◆ Task prompt: Where a line below holds the string "Диоген", copy that line.

:::

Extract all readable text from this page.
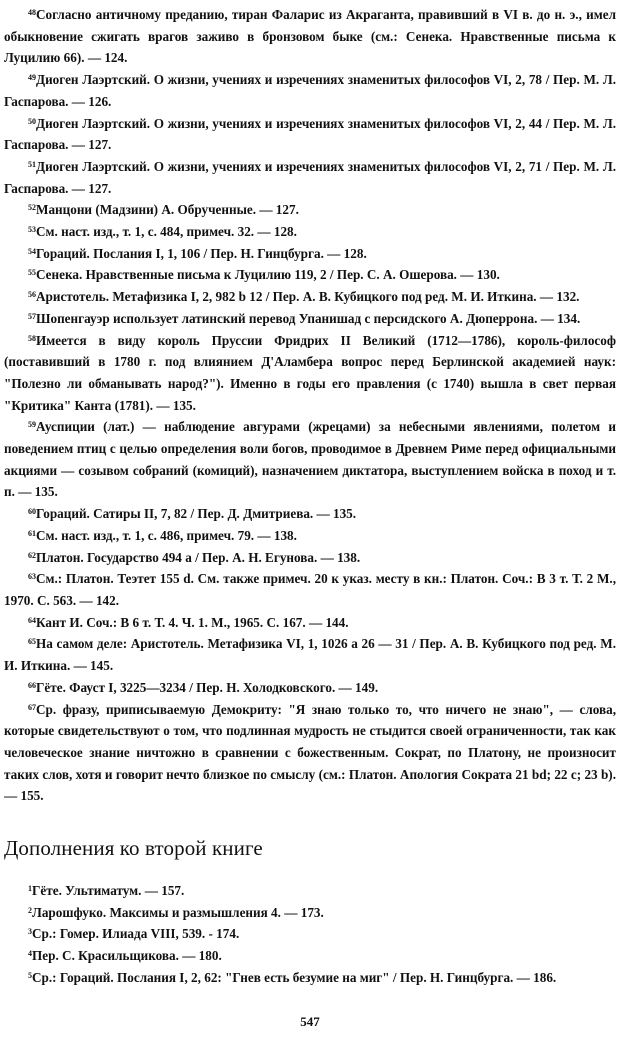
$^{48}$Согласно античному преданию, тиран Фаларис из Акраганта, правивший в VI в. до н. э., имел обыкновение сжигать врагов заживо в бронзовом быке (см.: Сенека. Нравственные письма к Луцилию 66). — 124.

$^{49}$Диоген Лаэртский. О жизни, учениях и изречениях знаменитых философов VI, 2, 78 / Пер. М. Л. Гаспарова. — 126.

$^{50}$Диоген Лаэртский. О жизни, учениях и изречениях знаменитых философов VI, 2, 44 / Пер. М. Л. Гаспарова. — 127.

$^{51}$Диоген Лаэртский. О жизни, учениях и изречениях знаменитых философов VI, 2, 71 / Пер. М. Л. Гаспарова. — 127.

$^{52}$Манцони (Мадзини) А. Обрученные. — 127.

$^{53}$См. наст. изд., т. 1, с. 484, примеч. 32. — 128.

$^{54}$Гораций. Послания I, 1, 106 / Пер. Н. Гинцбурга. — 128.

$^{55}$Сенека. Нравственные письма к Луцилию 119, 2 / Пер. С. А. Ошерова. — 130.

$^{56}$Аристотель. Метафизика I, 2, 982 b 12 / Пер. А. В. Кубицкого под ред. М. И. Иткина. — 132.

$^{57}$Шопенгауэр использует латинский перевод Упанишад с персидского А. Дюперрона. — 134.

$^{58}$Имеется в виду король Пруссии Фридрих II Великий (1712—1786), король-философ (поставивший в 1780 г. под влиянием Д'Аламбера вопрос перед Берлинской академией наук: "Полезно ли обманывать народ?"). Именно в годы его правления (с 1740) вышла в свет первая "Критика" Канта (1781). — 135.

$^{59}$Ауспиции (лат.) — наблюдение авгурами (жрецами) за небесными явлениями, полетом и поведением птиц с целью определения воли богов, проводимое в Древнем Риме перед официальными акциями — созывом собраний (комиций), назначением диктатора, выступлением войска в поход и т. п. — 135.

$^{60}$Гораций. Сатиры II, 7, 82 / Пер. Д. Дмитриева. — 135.

$^{61}$См. наст. изд., т. 1, с. 486, примеч. 79. — 138.

$^{62}$Платон. Государство 494 a / Пер. А. Н. Егунова. — 138.

$^{63}$См.: Платон. Теэтет 155 d. См. также примеч. 20 к указ. месту в кн.: Платон. Соч.: В 3 т. Т. 2 М., 1970. С. 563. — 142.

$^{64}$Кант И. Соч.: В 6 т. Т. 4. Ч. 1. М., 1965. С. 167. — 144.

$^{65}$На самом деле: Аристотель. Метафизика VI, 1, 1026 a 26 — 31 / Пер. А. В. Кубицкого под ред. М. И. Иткина. — 145.

$^{66}$Гёте. Фауст I, 3225—3234 / Пер. Н. Холодковского. — 149.

$^{67}$Ср. фразу, приписываемую Демокриту: "Я знаю только то, что ничего не знаю", — слова, которые свидетельствуют о том, что подлинная мудрость не стыдится своей ограниченности, так как человеческое знание ничтожно в сравнении с божественным. Сократ, по Платону, не произносит таких слов, хотя и говорит нечто близкое по смыслу (см.: Платон. Апология Сократа 21 bd; 22 c; 23 b). — 155.

Дополнения ко второй книге

$^1$Гёте. Ультиматум. — 157.

$^2$Ларошфуко. Максимы и размышления 4. — 173.

$^3$Ср.: Гомер. Илиада VIII, 539. - 174.

$^4$Пер. С. Красильщикова. — 180.

$^5$Ср.: Гораций. Послания I, 2, 62: "Гнев есть безумие на миг" / Пер. Н. Гинцбурга. — 186.

547
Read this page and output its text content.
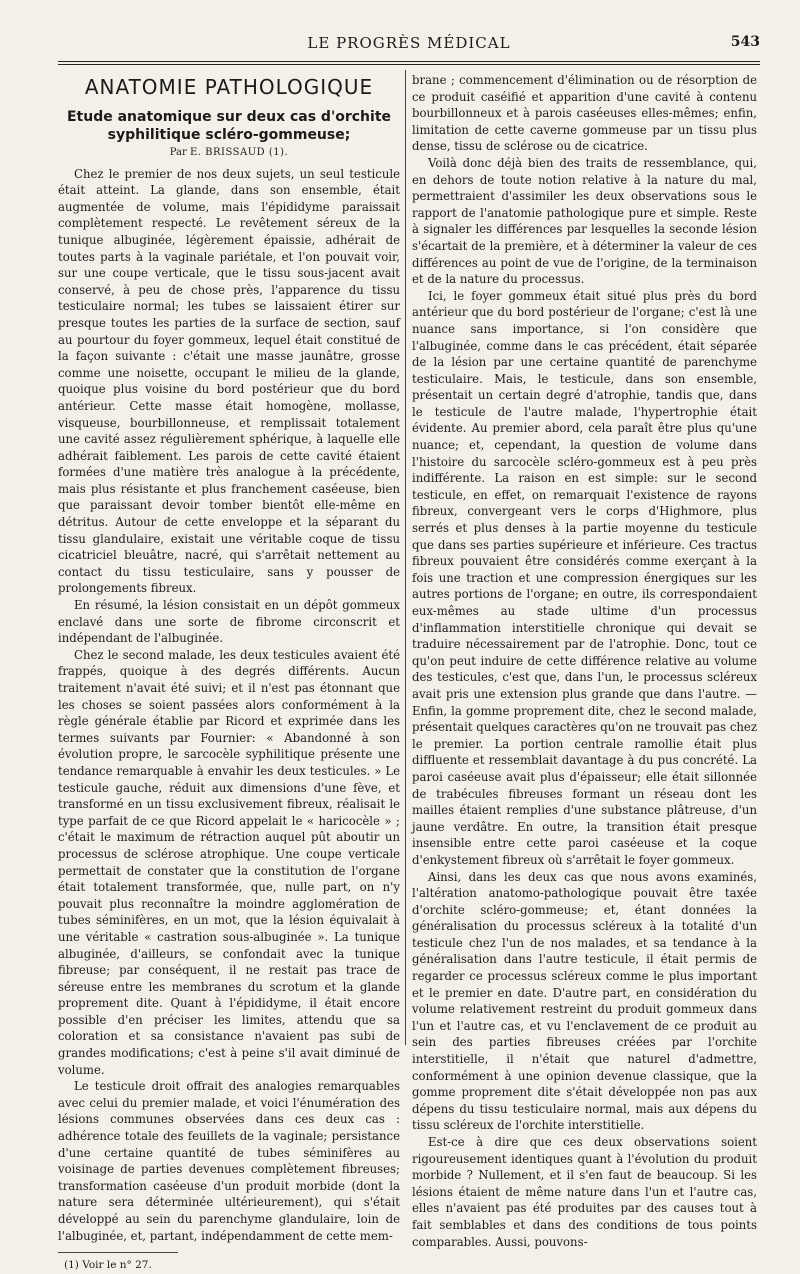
LE PROGRÈS MÉDICAL	543
ANATOMIE PATHOLOGIQUE
Etude anatomique sur deux cas d'orchite
syphilitique scléro-gommeuse;
Par E. BRISSAUD (1).

Chez le premier de nos deux sujets, un seul testicule était atteint. La glande, dans son ensemble, était augmentée de volume, mais l'épididyme paraissait complètement respecté. Le revêtement séreux de la tunique albuginée, légèrement épaissie, adhérait de toutes parts à la vaginale pariétale, et l'on pouvait voir, sur une coupe verticale, que le tissu sous-jacent avait conservé, à peu de chose près, l'apparence du tissu testiculaire normal; les tubes se laissaient étirer sur presque toutes les parties de la surface de section, sauf au pourtour du foyer gommeux, lequel était constitué de la façon suivante : c'était une masse jaunâtre, grosse comme une noisette, occupant le milieu de la glande, quoique plus voisine du bord postérieur que du bord antérieur. Cette masse était homogène, mollasse, visqueuse, bourbillonneuse, et remplissait totalement une cavité assez régulièrement sphérique, à laquelle elle adhérait faiblement. Les parois de cette cavité étaient formées d'une matière très analogue à la précédente, mais plus résistante et plus franchement caséeuse, bien que paraissant devoir tomber bientôt elle-même en détritus. Autour de cette enveloppe et la séparant du tissu glandulaire, existait une véritable coque de tissu cicatriciel bleuâtre, nacré, qui s'arrêtait nettement au contact du tissu testiculaire, sans y pousser de prolongements fibreux.

En résumé, la lésion consistait en un dépôt gommeux enclavé dans une sorte de fibrome circonscrit et indépendant de l'albuginée.

Chez le second malade, les deux testicules avaient été frappés, quoique à des degrés différents. Aucun traitement n'avait été suivi; et il n'est pas étonnant que les choses se soient passées alors conformément à la règle générale établie par Ricord et exprimée dans les termes suivants par Fournier: « Abandonné à son évolution propre, le sarcocèle syphilitique présente une tendance remarquable à envahir les deux testicules. » Le testicule gauche, réduit aux dimensions d'une fève, et transformé en un tissu exclusivement fibreux, réalisait le type parfait de ce que Ricord appelait le « haricocèle » ; c'était le maximum de rétraction auquel pût aboutir un processus de sclérose atrophique. Une coupe verticale permettait de constater que la constitution de l'organe était totalement transformée, que, nulle part, on n'y pouvait plus reconnaître la moindre agglomération de tubes séminifères, en un mot, que la lésion équivalait à une véritable « castration sous-albuginée ». La tunique albuginée, d'ailleurs, se confondait avec la tunique fibreuse; par conséquent, il ne restait pas trace de séreuse entre les membranes du scrotum et la glande proprement dite. Quant à l'épididyme, il était encore possible d'en préciser les limites, attendu que sa coloration et sa consistance n'avaient pas subi de grandes modifications; c'est à peine s'il avait diminué de volume.

Le testicule droit offrait des analogies remarquables avec celui du premier malade, et voici l'énumération des lésions communes observées dans ces deux cas : adhérence totale des feuillets de la vaginale; persistance d'une certaine quantité de tubes séminifères au voisinage de parties devenues complètement fibreuses; transformation caséeuse d'un produit morbide (dont la nature sera déterminée ultérieurement), qui s'était développé au sein du parenchyme glandulaire, loin de l'albuginée, et, partant, indépendamment de cette mem-

(1) Voir le n° 27.

brane ; commencement d'élimination ou de résorption de ce produit caséifié et apparition d'une cavité à contenu bourbillonneux et à parois caséeuses elles-mêmes; enfin, limitation de cette caverne gommeuse par un tissu plus dense, tissu de sclérose ou de cicatrice.

Voilà donc déjà bien des traits de ressemblance, qui, en dehors de toute notion relative à la nature du mal, permettraient d'assimiler les deux observations sous le rapport de l'anatomie pathologique pure et simple. Reste à signaler les différences par lesquelles la seconde lésion s'écartait de la première, et à déterminer la valeur de ces différences au point de vue de l'origine, de la terminaison et de la nature du processus.

Ici, le foyer gommeux était situé plus près du bord antérieur que du bord postérieur de l'organe; c'est là une nuance sans importance, si l'on considère que l'albuginée, comme dans le cas précédent, était séparée de la lésion par une certaine quantité de parenchyme testiculaire. Mais, le testicule, dans son ensemble, présentait un certain degré d'atrophie, tandis que, dans le testicule de l'autre malade, l'hypertrophie était évidente. Au premier abord, cela paraît être plus qu'une nuance; et, cependant, la question de volume dans l'histoire du sarcocèle scléro-gommeux est à peu près indifférente. La raison en est simple: sur le second testicule, en effet, on remarquait l'existence de rayons fibreux, convergeant vers le corps d'Highmore, plus serrés et plus denses à la partie moyenne du testicule que dans ses parties supérieure et inférieure. Ces tractus fibreux pouvaient être considérés comme exerçant à la fois une traction et une compression énergiques sur les autres portions de l'organe; en outre, ils correspondaient eux-mêmes au stade ultime d'un processus d'inflammation interstitielle chronique qui devait se traduire nécessairement par de l'atrophie. Donc, tout ce qu'on peut induire de cette différence relative au volume des testicules, c'est que, dans l'un, le processus scléreux avait pris une extension plus grande que dans l'autre. — Enfin, la gomme proprement dite, chez le second malade, présentait quelques caractères qu'on ne trouvait pas chez le premier. La portion centrale ramollie était plus diffluente et ressemblait davantage à du pus concrété. La paroi caséeuse avait plus d'épaisseur; elle était sillonnée de trabécules fibreuses formant un réseau dont les mailles étaient remplies d'une substance plâtreuse, d'un jaune verdâtre. En outre, la transition était presque insensible entre cette paroi caséeuse et la coque d'enkystement fibreux où s'arrêtait le foyer gommeux.

Ainsi, dans les deux cas que nous avons examinés, l'altération anatomo-pathologique pouvait être taxée d'orchite scléro-gommeuse; et, étant données la généralisation du processus scléreux à la totalité d'un testicule chez l'un de nos malades, et sa tendance à la généralisation dans l'autre testicule, il était permis de regarder ce processus scléreux comme le plus important et le premier en date. D'autre part, en considération du volume relativement restreint du produit gommeux dans l'un et l'autre cas, et vu l'enclavement de ce produit au sein des parties fibreuses créées par l'orchite interstitielle, il n'était que naturel d'admettre, conformément à une opinion devenue classique, que la gomme proprement dite s'était développée non pas aux dépens du tissu testiculaire normal, mais aux dépens du tissu scléreux de l'orchite interstitielle.

Est-ce à dire que ces deux observations soient rigoureusement identiques quant à l'évolution du produit morbide ? Nullement, et il s'en faut de beaucoup. Si les lésions étaient de même nature dans l'un et l'autre cas, elles n'avaient pas été produites par des causes tout à fait semblables et dans des conditions de tous points comparables. Aussi, pouvons-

:::

◆ Solution to the exercise:
$^{49}$Диоген Лаэртский. О жизни, учениях и изречениях знаменитых философов VI, 2, 78 / Пер. М. Л. Гаспарова. — 126.
$^{50}$Диоген Лаэртский. О жизни, учениях и изречениях знаменитых философов VI, 2, 44 / Пер. М. Л. Гаспарова. — 127.
$^{51}$Диоген Лаэртский. О жизни, учениях и изречениях знаменитых философов VI, 2, 71 / Пер. М. Л. Гаспарова. — 127.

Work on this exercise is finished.